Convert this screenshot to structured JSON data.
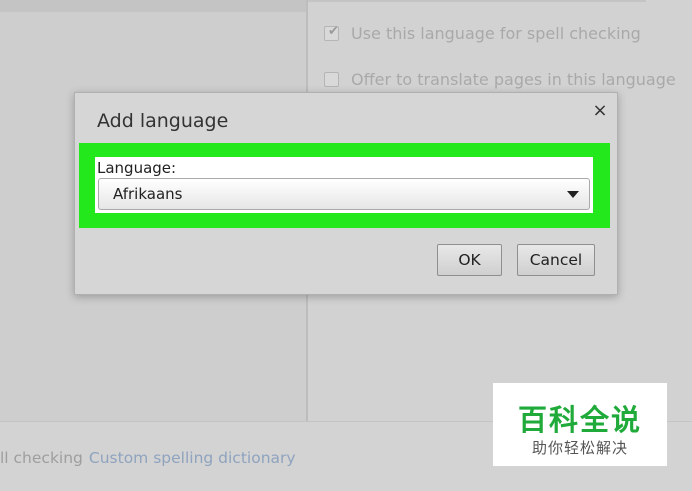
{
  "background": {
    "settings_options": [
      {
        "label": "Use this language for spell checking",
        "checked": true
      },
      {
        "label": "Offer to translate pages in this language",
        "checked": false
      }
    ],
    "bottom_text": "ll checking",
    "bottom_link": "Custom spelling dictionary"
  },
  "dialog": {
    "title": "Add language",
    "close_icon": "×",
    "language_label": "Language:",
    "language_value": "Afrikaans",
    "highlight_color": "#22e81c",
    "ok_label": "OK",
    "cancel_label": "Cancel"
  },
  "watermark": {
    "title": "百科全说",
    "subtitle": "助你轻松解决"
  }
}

________

**EXERCISE GOAL:** Print the full listing exactly, dropping the pictures.

**SOLVED PROBLEM:**
Convert this screenshot to structured JSON data.
{
  "background": {
    "settings_options": [
      {
        "label": "Use this language for spell checking",
        "checked": true
      },
      {
        "label": "Offer to translate pages in this language",
        "checked": false
      }
    ],
    "bottom_text": "ll checking",
    "bottom_link": "Custom spelling dictionary"
  },
  "dialog": {
    "title": "Add language",
    "close_icon": "×",
    "language_label": "Language:",
    "language_value": "Afrikaans",
    "highlight_color": "#22e81c",
    "ok_label": "OK",
    "cancel_label": "Cancel"
  },
  "watermark": {
    "title": "百科全说",
    "subtitle": "助你轻松解决"
  }
}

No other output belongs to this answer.